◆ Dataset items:

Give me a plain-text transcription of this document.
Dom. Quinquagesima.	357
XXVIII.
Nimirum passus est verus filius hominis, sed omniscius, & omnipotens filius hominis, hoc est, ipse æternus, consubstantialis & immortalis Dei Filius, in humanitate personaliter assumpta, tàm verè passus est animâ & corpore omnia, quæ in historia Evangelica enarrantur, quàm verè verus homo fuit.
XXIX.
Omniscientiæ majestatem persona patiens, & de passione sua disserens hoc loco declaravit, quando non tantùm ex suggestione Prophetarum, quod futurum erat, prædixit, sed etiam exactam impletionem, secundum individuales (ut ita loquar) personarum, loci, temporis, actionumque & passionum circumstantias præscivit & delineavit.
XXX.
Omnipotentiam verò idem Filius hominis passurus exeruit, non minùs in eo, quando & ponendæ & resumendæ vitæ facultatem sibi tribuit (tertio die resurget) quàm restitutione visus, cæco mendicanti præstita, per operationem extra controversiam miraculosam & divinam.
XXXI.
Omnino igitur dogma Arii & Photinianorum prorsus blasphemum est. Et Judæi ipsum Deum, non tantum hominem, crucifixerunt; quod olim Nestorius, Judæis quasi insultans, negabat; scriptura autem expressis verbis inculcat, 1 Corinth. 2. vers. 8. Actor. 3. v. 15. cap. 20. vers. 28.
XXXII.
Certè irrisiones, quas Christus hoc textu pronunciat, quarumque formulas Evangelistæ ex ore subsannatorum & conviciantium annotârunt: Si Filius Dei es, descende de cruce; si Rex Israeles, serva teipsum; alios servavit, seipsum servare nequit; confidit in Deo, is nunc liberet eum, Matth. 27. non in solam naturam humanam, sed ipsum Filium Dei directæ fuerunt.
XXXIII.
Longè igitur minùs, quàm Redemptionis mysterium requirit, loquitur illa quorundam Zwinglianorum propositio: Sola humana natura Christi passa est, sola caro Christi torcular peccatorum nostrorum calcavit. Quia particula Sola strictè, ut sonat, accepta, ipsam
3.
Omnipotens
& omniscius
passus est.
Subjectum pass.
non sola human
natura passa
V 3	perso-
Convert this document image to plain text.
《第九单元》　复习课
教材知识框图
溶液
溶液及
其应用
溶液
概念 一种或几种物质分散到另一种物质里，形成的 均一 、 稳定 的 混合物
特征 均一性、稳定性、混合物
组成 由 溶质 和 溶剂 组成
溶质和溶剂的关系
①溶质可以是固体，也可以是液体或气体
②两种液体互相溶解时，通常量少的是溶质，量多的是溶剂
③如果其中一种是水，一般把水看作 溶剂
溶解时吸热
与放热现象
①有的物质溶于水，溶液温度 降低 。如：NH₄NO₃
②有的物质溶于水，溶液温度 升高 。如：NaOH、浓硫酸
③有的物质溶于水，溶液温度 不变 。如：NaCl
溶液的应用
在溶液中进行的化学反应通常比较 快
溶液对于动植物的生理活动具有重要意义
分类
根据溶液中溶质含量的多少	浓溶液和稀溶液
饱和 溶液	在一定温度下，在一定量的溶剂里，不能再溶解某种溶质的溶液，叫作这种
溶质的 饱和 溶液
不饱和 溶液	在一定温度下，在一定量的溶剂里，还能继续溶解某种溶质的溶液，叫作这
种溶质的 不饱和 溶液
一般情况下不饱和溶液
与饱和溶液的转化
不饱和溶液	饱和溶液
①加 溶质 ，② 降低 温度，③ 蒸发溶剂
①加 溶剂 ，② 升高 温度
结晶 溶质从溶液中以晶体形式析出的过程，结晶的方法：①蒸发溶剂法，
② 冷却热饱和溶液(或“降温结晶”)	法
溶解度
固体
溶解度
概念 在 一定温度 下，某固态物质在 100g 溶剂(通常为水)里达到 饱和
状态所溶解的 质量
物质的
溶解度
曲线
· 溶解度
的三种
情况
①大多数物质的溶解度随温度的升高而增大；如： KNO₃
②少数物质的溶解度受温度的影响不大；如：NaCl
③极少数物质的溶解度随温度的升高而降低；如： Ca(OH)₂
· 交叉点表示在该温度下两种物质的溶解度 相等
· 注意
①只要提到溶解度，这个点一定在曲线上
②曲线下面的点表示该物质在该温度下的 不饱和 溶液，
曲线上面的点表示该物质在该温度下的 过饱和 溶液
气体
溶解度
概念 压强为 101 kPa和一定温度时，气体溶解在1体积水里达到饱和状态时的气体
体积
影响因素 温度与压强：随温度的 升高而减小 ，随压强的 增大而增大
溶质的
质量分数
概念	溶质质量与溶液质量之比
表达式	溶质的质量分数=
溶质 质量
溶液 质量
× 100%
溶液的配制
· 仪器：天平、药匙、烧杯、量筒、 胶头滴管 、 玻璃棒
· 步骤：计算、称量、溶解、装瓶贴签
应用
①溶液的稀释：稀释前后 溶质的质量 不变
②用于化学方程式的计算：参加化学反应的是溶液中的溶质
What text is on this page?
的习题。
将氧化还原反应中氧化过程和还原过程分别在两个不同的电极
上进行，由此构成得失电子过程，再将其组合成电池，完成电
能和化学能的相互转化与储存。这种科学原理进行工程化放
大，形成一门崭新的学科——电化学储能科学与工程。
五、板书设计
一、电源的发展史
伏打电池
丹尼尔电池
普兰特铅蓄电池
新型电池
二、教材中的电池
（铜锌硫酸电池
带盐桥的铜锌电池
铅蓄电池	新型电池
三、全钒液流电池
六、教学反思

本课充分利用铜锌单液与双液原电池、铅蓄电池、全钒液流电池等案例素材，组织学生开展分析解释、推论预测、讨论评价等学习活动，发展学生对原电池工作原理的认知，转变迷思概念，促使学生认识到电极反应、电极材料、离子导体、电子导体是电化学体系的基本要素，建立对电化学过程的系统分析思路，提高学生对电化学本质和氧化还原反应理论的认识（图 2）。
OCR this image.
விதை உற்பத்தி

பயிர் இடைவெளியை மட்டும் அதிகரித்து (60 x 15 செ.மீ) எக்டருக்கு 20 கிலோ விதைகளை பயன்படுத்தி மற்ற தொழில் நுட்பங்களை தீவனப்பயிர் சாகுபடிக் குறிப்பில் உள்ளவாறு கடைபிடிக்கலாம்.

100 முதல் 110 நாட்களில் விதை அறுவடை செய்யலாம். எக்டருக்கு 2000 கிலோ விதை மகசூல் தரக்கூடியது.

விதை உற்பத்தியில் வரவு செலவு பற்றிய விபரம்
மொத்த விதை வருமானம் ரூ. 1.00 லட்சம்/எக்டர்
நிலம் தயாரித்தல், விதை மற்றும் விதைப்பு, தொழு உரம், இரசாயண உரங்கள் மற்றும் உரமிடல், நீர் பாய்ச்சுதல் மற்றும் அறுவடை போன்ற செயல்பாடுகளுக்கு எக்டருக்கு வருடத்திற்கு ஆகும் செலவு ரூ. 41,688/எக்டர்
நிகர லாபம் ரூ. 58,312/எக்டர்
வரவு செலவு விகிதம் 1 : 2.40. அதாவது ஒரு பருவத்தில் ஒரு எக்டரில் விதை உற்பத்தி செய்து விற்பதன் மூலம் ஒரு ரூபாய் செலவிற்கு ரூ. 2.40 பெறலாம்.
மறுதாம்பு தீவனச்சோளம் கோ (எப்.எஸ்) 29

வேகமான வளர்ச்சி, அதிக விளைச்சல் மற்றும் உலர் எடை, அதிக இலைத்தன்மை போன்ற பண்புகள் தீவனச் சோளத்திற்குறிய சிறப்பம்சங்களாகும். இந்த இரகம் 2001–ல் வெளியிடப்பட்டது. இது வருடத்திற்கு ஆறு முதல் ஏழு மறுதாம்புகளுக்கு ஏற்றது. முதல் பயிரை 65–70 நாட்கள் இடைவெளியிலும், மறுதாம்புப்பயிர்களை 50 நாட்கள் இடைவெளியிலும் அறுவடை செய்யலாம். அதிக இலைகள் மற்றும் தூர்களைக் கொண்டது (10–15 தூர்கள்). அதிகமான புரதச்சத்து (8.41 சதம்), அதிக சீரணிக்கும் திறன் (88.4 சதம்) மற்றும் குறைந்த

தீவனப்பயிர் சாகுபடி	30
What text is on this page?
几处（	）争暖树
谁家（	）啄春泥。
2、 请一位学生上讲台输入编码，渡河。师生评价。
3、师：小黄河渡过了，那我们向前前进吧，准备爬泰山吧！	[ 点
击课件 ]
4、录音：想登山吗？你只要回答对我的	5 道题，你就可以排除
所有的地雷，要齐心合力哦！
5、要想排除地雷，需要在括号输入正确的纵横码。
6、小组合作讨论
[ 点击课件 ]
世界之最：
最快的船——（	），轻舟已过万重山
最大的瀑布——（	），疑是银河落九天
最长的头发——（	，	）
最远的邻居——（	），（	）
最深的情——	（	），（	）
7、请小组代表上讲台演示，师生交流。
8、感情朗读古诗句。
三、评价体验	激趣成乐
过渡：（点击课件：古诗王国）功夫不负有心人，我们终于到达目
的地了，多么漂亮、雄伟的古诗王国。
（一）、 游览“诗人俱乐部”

◆ Task prompt:
Among the entries above, identify all lines with "quando" and copy them.

◆ Solution to this problem:
Omniscientiæ majestatem persona patiens, & de passione sua disserens hoc loco declaravit, quando non tantùm ex suggestione Prophetarum, quod futurum erat, prædixit, sed etiam exactam impletionem, secundum individuales (ut ita loquar) personarum, loci, temporis, actionumque & passionum circumstantias præscivit & delineavit.
Omnipotentiam verò idem Filius hominis passurus exeruit, non minùs in eo, quando & ponendæ & resumendæ vitæ facultatem sibi tribuit (tertio die resurget) quàm restitutione visus, cæco mendicanti præstita, per operationem extra controversiam miraculosam & divinam.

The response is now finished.